Data rows

====

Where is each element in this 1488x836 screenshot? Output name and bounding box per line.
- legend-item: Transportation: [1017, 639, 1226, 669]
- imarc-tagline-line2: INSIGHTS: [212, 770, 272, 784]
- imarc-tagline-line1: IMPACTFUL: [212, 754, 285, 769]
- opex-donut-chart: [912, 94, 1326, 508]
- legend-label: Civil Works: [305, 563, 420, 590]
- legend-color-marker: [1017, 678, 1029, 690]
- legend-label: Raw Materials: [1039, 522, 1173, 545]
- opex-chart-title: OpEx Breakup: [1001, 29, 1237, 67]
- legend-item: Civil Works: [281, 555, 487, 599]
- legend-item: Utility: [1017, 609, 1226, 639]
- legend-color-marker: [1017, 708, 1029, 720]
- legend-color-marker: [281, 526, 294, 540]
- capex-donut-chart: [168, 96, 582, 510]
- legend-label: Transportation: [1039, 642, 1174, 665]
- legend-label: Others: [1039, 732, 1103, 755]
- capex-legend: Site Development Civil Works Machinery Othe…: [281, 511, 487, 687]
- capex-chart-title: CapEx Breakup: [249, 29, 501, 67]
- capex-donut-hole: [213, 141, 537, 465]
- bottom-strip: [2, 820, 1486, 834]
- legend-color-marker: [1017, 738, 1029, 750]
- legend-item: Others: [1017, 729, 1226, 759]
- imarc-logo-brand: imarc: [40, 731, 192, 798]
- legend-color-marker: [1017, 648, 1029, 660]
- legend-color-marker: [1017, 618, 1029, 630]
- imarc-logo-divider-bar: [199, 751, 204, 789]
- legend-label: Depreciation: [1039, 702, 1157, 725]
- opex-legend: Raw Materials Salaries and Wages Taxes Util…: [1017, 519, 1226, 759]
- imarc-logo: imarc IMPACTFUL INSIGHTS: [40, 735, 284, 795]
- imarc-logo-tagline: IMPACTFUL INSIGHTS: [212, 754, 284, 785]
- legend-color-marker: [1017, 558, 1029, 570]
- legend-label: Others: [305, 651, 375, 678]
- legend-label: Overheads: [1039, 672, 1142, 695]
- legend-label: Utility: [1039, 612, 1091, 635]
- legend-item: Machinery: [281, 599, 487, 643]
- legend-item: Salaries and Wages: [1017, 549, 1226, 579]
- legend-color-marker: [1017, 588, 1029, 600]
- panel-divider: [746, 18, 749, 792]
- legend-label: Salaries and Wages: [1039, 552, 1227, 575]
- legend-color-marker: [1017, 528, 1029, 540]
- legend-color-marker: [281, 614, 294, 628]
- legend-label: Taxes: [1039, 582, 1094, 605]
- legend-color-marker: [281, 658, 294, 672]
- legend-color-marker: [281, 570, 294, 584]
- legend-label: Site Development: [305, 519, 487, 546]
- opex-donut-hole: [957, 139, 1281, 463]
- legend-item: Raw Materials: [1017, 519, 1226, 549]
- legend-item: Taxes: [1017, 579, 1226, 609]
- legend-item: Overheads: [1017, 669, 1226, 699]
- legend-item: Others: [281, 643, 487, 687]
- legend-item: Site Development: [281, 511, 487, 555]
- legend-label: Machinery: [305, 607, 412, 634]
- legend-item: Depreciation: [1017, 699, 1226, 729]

====

Problem
Copy out every line above with no changes at all.

Result
Where is each element in this 1488x836 screenshot? Output name and bounding box per line.
- legend-item: Transportation: [1017, 639, 1226, 669]
- imarc-tagline-line2: INSIGHTS: [212, 770, 272, 784]
- imarc-tagline-line1: IMPACTFUL: [212, 754, 285, 769]
- opex-donut-chart: [912, 94, 1326, 508]
- legend-label: Civil Works: [305, 563, 420, 590]
- legend-color-marker: [1017, 678, 1029, 690]
- legend-label: Raw Materials: [1039, 522, 1173, 545]
- opex-chart-title: OpEx Breakup: [1001, 29, 1237, 67]
- legend-item: Civil Works: [281, 555, 487, 599]
- legend-item: Utility: [1017, 609, 1226, 639]
- legend-color-marker: [1017, 708, 1029, 720]
- legend-color-marker: [281, 526, 294, 540]
- capex-donut-chart: [168, 96, 582, 510]
- legend-label: Transportation: [1039, 642, 1174, 665]
- legend-label: Others: [1039, 732, 1103, 755]
- capex-legend: Site Development Civil Works Machinery Othe…: [281, 511, 487, 687]
- capex-chart-title: CapEx Breakup: [249, 29, 501, 67]
- capex-donut-hole: [213, 141, 537, 465]
- bottom-strip: [2, 820, 1486, 834]
- legend-color-marker: [1017, 738, 1029, 750]
- legend-item: Others: [1017, 729, 1226, 759]
- imarc-logo-brand: imarc: [40, 731, 192, 798]
- legend-color-marker: [1017, 648, 1029, 660]
- legend-color-marker: [1017, 618, 1029, 630]
- imarc-logo-divider-bar: [199, 751, 204, 789]
- legend-label: Depreciation: [1039, 702, 1157, 725]
- opex-legend: Raw Materials Salaries and Wages Taxes Util…: [1017, 519, 1226, 759]
- imarc-logo: imarc IMPACTFUL INSIGHTS: [40, 735, 284, 795]
- imarc-logo-tagline: IMPACTFUL INSIGHTS: [212, 754, 284, 785]
- legend-color-marker: [1017, 558, 1029, 570]
- legend-label: Others: [305, 651, 375, 678]
- legend-label: Overheads: [1039, 672, 1142, 695]
- legend-label: Utility: [1039, 612, 1091, 635]
- legend-item: Machinery: [281, 599, 487, 643]
- legend-item: Salaries and Wages: [1017, 549, 1226, 579]
- legend-color-marker: [1017, 588, 1029, 600]
- panel-divider: [746, 18, 749, 792]
- legend-label: Salaries and Wages: [1039, 552, 1227, 575]
- legend-color-marker: [1017, 528, 1029, 540]
- legend-color-marker: [281, 614, 294, 628]
- legend-label: Taxes: [1039, 582, 1094, 605]
- legend-color-marker: [281, 658, 294, 672]
- legend-color-marker: [281, 570, 294, 584]
- legend-label: Site Development: [305, 519, 487, 546]
- opex-donut-hole: [957, 139, 1281, 463]
- legend-item: Raw Materials: [1017, 519, 1226, 549]
- legend-item: Taxes: [1017, 579, 1226, 609]
- legend-item: Overheads: [1017, 669, 1226, 699]
- legend-item: Others: [281, 643, 487, 687]
- legend-item: Site Development: [281, 511, 487, 555]
- legend-label: Machinery: [305, 607, 412, 634]
- legend-item: Depreciation: [1017, 699, 1226, 729]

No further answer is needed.